(Figure record listings)
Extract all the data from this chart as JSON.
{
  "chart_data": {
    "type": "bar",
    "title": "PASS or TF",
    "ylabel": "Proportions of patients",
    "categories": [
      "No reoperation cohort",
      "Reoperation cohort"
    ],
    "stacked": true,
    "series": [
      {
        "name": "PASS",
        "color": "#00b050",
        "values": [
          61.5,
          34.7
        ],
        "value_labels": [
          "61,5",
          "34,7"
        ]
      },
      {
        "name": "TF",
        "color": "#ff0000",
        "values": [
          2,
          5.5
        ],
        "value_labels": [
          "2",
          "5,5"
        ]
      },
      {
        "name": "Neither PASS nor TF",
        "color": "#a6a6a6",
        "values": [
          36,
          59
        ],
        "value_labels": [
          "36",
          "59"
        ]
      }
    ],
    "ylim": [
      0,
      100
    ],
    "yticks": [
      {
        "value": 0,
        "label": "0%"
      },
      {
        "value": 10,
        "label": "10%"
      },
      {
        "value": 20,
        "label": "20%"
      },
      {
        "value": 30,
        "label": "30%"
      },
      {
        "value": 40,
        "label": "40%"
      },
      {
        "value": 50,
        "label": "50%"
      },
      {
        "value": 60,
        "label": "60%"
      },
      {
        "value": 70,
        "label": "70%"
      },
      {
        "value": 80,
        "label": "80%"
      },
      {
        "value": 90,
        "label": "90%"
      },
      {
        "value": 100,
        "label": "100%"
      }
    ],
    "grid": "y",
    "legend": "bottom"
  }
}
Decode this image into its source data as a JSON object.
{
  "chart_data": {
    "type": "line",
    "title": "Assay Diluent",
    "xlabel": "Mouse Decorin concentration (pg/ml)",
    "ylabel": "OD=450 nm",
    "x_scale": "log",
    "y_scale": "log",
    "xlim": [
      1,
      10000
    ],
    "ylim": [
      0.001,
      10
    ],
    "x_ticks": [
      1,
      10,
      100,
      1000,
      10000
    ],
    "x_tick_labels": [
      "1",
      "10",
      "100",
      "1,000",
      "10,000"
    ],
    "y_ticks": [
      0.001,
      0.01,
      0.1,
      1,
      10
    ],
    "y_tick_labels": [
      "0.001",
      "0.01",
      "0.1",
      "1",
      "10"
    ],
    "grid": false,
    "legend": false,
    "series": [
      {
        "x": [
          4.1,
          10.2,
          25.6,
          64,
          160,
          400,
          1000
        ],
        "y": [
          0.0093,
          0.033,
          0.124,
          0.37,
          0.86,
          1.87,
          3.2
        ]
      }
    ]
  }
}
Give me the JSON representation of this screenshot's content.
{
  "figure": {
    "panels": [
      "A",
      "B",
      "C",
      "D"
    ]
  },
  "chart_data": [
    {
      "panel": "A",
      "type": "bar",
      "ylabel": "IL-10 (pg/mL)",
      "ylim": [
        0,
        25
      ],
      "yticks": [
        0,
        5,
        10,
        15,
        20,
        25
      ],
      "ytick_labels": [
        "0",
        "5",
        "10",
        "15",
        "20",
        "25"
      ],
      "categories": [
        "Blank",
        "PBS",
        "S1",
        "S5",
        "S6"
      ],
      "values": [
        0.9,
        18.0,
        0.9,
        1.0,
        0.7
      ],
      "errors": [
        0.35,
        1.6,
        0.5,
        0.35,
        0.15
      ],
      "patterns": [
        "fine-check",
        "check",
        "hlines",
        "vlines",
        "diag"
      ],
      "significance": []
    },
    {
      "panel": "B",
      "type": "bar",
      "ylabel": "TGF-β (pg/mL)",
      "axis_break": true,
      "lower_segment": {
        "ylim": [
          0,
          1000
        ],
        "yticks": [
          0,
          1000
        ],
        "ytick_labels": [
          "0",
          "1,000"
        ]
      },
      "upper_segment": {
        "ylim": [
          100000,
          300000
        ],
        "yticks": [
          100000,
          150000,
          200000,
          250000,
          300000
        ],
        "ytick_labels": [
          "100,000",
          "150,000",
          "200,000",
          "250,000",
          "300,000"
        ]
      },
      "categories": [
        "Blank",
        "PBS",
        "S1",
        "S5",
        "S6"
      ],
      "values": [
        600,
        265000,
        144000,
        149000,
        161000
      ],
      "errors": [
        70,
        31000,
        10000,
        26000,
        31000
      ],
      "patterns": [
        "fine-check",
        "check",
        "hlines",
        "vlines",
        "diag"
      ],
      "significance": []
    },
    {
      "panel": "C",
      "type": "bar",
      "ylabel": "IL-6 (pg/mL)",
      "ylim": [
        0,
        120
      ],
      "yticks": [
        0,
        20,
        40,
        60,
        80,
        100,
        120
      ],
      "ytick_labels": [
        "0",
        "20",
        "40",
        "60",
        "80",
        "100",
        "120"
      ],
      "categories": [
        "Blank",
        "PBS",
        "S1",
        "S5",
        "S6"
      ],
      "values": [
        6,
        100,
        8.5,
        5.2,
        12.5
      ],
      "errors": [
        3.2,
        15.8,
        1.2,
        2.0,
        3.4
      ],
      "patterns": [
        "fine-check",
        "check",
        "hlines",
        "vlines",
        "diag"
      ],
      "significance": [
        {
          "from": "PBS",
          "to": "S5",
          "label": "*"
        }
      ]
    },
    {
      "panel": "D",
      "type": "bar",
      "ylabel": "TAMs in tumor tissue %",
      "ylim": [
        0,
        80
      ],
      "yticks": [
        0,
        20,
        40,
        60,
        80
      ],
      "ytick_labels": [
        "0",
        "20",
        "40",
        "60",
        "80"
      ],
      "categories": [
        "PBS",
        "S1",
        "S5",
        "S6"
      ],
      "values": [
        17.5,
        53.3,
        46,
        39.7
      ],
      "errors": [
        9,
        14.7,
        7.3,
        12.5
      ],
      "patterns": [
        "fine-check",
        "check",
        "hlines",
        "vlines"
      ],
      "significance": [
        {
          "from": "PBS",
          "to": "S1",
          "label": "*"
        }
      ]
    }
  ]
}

Exercise aim
Reproduce all the data exactly. Include every line.

Written solution
Extract all the data from this chart as JSON.
{
  "chart_data": {
    "type": "bar",
    "title": "PASS or TF",
    "ylabel": "Proportions of patients",
    "categories": [
      "No reoperation cohort",
      "Reoperation cohort"
    ],
    "stacked": true,
    "series": [
      {
        "name": "PASS",
        "color": "#00b050",
        "values": [
          61.5,
          34.7
        ],
        "value_labels": [
          "61,5",
          "34,7"
        ]
      },
      {
        "name": "TF",
        "color": "#ff0000",
        "values": [
          2,
          5.5
        ],
        "value_labels": [
          "2",
          "5,5"
        ]
      },
      {
        "name": "Neither PASS nor TF",
        "color": "#a6a6a6",
        "values": [
          36,
          59
        ],
        "value_labels": [
          "36",
          "59"
        ]
      }
    ],
    "ylim": [
      0,
      100
    ],
    "yticks": [
      {
        "value": 0,
        "label": "0%"
      },
      {
        "value": 10,
        "label": "10%"
      },
      {
        "value": 20,
        "label": "20%"
      },
      {
        "value": 30,
        "label": "30%"
      },
      {
        "value": 40,
        "label": "40%"
      },
      {
        "value": 50,
        "label": "50%"
      },
      {
        "value": 60,
        "label": "60%"
      },
      {
        "value": 70,
        "label": "70%"
      },
      {
        "value": 80,
        "label": "80%"
      },
      {
        "value": 90,
        "label": "90%"
      },
      {
        "value": 100,
        "label": "100%"
      }
    ],
    "grid": "y",
    "legend": "bottom"
  }
}
Decode this image into its source data as a JSON object.
{
  "chart_data": {
    "type": "line",
    "title": "Assay Diluent",
    "xlabel": "Mouse Decorin concentration (pg/ml)",
    "ylabel": "OD=450 nm",
    "x_scale": "log",
    "y_scale": "log",
    "xlim": [
      1,
      10000
    ],
    "ylim": [
      0.001,
      10
    ],
    "x_ticks": [
      1,
      10,
      100,
      1000,
      10000
    ],
    "x_tick_labels": [
      "1",
      "10",
      "100",
      "1,000",
      "10,000"
    ],
    "y_ticks": [
      0.001,
      0.01,
      0.1,
      1,
      10
    ],
    "y_tick_labels": [
      "0.001",
      "0.01",
      "0.1",
      "1",
      "10"
    ],
    "grid": false,
    "legend": false,
    "series": [
      {
        "x": [
          4.1,
          10.2,
          25.6,
          64,
          160,
          400,
          1000
        ],
        "y": [
          0.0093,
          0.033,
          0.124,
          0.37,
          0.86,
          1.87,
          3.2
        ]
      }
    ]
  }
}
Give me the JSON representation of this screenshot's content.
{
  "figure": {
    "panels": [
      "A",
      "B",
      "C",
      "D"
    ]
  },
  "chart_data": [
    {
      "panel": "A",
      "type": "bar",
      "ylabel": "IL-10 (pg/mL)",
      "ylim": [
        0,
        25
      ],
      "yticks": [
        0,
        5,
        10,
        15,
        20,
        25
      ],
      "ytick_labels": [
        "0",
        "5",
        "10",
        "15",
        "20",
        "25"
      ],
      "categories": [
        "Blank",
        "PBS",
        "S1",
        "S5",
        "S6"
      ],
      "values": [
        0.9,
        18.0,
        0.9,
        1.0,
        0.7
      ],
      "errors": [
        0.35,
        1.6,
        0.5,
        0.35,
        0.15
      ],
      "patterns": [
        "fine-check",
        "check",
        "hlines",
        "vlines",
        "diag"
      ],
      "significance": []
    },
    {
      "panel": "B",
      "type": "bar",
      "ylabel": "TGF-β (pg/mL)",
      "axis_break": true,
      "lower_segment": {
        "ylim": [
          0,
          1000
        ],
        "yticks": [
          0,
          1000
        ],
        "ytick_labels": [
          "0",
          "1,000"
        ]
      },
      "upper_segment": {
        "ylim": [
          100000,
          300000
        ],
        "yticks": [
          100000,
          150000,
          200000,
          250000,
          300000
        ],
        "ytick_labels": [
          "100,000",
          "150,000",
          "200,000",
          "250,000",
          "300,000"
        ]
      },
      "categories": [
        "Blank",
        "PBS",
        "S1",
        "S5",
        "S6"
      ],
      "values": [
        600,
        265000,
        144000,
        149000,
        161000
      ],
      "errors": [
        70,
        31000,
        10000,
        26000,
        31000
      ],
      "patterns": [
        "fine-check",
        "check",
        "hlines",
        "vlines",
        "diag"
      ],
      "significance": []
    },
    {
      "panel": "C",
      "type": "bar",
      "ylabel": "IL-6 (pg/mL)",
      "ylim": [
        0,
        120
      ],
      "yticks": [
        0,
        20,
        40,
        60,
        80,
        100,
        120
      ],
      "ytick_labels": [
        "0",
        "20",
        "40",
        "60",
        "80",
        "100",
        "120"
      ],
      "categories": [
        "Blank",
        "PBS",
        "S1",
        "S5",
        "S6"
      ],
      "values": [
        6,
        100,
        8.5,
        5.2,
        12.5
      ],
      "errors": [
        3.2,
        15.8,
        1.2,
        2.0,
        3.4
      ],
      "patterns": [
        "fine-check",
        "check",
        "hlines",
        "vlines",
        "diag"
      ],
      "significance": [
        {
          "from": "PBS",
          "to": "S5",
          "label": "*"
        }
      ]
    },
    {
      "panel": "D",
      "type": "bar",
      "ylabel": "TAMs in tumor tissue %",
      "ylim": [
        0,
        80
      ],
      "yticks": [
        0,
        20,
        40,
        60,
        80
      ],
      "ytick_labels": [
        "0",
        "20",
        "40",
        "60",
        "80"
      ],
      "categories": [
        "PBS",
        "S1",
        "S5",
        "S6"
      ],
      "values": [
        17.5,
        53.3,
        46,
        39.7
      ],
      "errors": [
        9,
        14.7,
        7.3,
        12.5
      ],
      "patterns": [
        "fine-check",
        "check",
        "hlines",
        "vlines"
      ],
      "significance": [
        {
          "from": "PBS",
          "to": "S1",
          "label": "*"
        }
      ]
    }
  ]
}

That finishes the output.